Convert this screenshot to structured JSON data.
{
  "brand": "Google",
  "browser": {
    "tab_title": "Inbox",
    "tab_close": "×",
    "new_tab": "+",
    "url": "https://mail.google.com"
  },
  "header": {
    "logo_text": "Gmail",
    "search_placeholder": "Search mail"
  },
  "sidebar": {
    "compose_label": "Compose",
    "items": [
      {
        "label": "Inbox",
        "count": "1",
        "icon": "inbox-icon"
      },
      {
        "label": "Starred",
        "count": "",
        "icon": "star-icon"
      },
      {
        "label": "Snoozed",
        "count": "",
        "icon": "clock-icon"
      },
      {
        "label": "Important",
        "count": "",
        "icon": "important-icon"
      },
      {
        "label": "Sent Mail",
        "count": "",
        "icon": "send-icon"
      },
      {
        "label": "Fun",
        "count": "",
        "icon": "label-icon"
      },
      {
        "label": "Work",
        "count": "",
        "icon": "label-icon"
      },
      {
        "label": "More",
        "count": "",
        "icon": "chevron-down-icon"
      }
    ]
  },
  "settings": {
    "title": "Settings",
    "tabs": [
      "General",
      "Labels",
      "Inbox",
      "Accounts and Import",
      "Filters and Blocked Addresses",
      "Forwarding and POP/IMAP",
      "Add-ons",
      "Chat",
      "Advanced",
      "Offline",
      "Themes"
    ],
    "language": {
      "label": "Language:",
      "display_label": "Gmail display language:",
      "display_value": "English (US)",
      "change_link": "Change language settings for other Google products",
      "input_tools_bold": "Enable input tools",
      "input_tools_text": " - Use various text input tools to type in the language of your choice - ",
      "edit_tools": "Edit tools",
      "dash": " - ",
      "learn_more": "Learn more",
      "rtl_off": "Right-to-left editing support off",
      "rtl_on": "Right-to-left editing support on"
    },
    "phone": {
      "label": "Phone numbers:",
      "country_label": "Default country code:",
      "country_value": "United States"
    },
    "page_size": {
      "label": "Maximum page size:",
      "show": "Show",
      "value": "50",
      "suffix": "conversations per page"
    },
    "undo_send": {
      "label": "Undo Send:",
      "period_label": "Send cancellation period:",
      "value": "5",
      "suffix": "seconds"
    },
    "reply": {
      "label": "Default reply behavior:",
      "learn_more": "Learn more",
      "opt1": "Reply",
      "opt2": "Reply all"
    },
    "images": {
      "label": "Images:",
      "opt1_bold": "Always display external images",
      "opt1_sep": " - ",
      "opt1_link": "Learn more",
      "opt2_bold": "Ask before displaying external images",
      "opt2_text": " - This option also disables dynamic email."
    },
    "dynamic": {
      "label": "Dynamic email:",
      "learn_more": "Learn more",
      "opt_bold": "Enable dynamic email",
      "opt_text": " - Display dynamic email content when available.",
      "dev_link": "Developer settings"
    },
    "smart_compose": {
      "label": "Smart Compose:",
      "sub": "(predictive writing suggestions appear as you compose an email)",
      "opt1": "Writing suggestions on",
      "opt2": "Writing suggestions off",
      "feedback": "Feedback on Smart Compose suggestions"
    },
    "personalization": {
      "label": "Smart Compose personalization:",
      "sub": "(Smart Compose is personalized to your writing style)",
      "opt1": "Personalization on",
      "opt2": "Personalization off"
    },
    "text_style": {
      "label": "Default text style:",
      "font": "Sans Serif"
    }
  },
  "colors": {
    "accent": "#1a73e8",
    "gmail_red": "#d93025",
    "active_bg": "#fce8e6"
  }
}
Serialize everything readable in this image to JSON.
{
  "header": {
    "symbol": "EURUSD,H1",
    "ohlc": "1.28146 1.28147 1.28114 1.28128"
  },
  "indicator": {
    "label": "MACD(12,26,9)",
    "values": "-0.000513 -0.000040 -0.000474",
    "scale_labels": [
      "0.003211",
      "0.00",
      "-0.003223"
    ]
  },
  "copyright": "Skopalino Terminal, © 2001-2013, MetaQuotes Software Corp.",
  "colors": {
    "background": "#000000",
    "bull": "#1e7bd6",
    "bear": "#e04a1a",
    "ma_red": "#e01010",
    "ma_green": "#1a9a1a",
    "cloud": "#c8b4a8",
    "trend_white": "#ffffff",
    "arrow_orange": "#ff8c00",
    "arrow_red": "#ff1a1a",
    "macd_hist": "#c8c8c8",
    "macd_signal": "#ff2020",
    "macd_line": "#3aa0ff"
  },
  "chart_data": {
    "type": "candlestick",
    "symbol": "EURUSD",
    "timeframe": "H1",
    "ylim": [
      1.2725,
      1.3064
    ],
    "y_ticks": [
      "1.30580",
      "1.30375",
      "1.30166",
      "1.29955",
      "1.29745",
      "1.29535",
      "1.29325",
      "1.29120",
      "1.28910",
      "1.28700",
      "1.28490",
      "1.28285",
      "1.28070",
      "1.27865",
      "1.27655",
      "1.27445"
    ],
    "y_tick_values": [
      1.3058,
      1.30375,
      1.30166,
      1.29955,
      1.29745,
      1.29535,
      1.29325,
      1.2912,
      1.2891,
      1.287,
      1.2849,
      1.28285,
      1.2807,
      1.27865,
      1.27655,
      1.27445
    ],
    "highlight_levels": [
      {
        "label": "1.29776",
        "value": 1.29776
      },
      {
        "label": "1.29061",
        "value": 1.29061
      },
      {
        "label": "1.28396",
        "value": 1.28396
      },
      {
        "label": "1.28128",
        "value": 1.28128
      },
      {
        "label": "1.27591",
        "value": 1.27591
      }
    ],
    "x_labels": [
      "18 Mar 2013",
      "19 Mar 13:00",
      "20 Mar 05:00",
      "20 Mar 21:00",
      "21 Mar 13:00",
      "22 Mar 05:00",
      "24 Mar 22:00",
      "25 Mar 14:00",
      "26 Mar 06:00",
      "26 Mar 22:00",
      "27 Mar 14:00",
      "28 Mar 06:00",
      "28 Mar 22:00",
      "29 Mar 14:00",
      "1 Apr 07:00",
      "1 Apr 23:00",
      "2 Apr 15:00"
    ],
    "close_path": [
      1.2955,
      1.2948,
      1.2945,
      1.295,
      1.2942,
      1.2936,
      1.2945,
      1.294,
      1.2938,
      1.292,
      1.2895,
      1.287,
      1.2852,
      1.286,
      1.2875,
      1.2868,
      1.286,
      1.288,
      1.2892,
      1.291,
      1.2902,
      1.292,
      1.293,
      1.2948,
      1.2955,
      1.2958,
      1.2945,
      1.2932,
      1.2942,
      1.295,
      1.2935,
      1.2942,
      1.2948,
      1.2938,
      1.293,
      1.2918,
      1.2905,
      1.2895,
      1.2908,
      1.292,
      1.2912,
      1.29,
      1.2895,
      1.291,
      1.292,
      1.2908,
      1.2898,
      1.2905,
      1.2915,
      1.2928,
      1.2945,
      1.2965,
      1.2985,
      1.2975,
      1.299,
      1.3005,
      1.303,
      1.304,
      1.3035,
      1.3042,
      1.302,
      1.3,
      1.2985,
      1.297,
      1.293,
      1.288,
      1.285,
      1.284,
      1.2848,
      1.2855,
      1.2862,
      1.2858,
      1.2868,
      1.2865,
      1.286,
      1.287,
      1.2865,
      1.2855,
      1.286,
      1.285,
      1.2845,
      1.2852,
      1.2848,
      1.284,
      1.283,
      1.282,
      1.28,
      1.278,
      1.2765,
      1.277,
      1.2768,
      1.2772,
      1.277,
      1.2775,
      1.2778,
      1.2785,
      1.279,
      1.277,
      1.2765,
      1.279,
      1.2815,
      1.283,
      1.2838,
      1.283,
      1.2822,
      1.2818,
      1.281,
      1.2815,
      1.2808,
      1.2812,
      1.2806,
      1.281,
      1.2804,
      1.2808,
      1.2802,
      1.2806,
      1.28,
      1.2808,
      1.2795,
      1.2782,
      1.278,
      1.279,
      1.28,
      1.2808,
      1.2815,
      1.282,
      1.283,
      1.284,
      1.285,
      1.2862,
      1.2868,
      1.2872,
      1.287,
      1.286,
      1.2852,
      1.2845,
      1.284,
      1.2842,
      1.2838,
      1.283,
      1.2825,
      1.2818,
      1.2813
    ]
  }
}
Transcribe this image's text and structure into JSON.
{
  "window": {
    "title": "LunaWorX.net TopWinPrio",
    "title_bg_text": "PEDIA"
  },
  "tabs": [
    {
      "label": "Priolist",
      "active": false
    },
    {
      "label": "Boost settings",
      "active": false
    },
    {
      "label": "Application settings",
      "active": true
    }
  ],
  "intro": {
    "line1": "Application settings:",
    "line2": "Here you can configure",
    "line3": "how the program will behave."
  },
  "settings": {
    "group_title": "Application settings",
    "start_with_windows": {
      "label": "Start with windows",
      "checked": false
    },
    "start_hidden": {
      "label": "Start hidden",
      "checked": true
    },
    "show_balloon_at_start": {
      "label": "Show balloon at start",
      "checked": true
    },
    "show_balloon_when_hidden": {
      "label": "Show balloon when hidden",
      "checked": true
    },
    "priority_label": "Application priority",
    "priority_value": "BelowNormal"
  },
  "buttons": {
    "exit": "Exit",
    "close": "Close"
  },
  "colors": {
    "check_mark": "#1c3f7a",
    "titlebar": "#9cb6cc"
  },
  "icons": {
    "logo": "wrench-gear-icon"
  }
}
_ _ _
> _Task to carry out_
Reproduce only the lines running from the one with "Transcribe this image's" through the final line of the listing above, both ends included.

> _Expected answer_
Transcribe this image's text and structure into JSON.
{
  "window": {
    "title": "LunaWorX.net TopWinPrio",
    "title_bg_text": "PEDIA"
  },
  "tabs": [
    {
      "label": "Priolist",
      "active": false
    },
    {
      "label": "Boost settings",
      "active": false
    },
    {
      "label": "Application settings",
      "active": true
    }
  ],
  "intro": {
    "line1": "Application settings:",
    "line2": "Here you can configure",
    "line3": "how the program will behave."
  },
  "settings": {
    "group_title": "Application settings",
    "start_with_windows": {
      "label": "Start with windows",
      "checked": false
    },
    "start_hidden": {
      "label": "Start hidden",
      "checked": true
    },
    "show_balloon_at_start": {
      "label": "Show balloon at start",
      "checked": true
    },
    "show_balloon_when_hidden": {
      "label": "Show balloon when hidden",
      "checked": true
    },
    "priority_label": "Application priority",
    "priority_value": "BelowNormal"
  },
  "buttons": {
    "exit": "Exit",
    "close": "Close"
  },
  "colors": {
    "check_mark": "#1c3f7a",
    "titlebar": "#9cb6cc"
  },
  "icons": {
    "logo": "wrench-gear-icon"
  }
}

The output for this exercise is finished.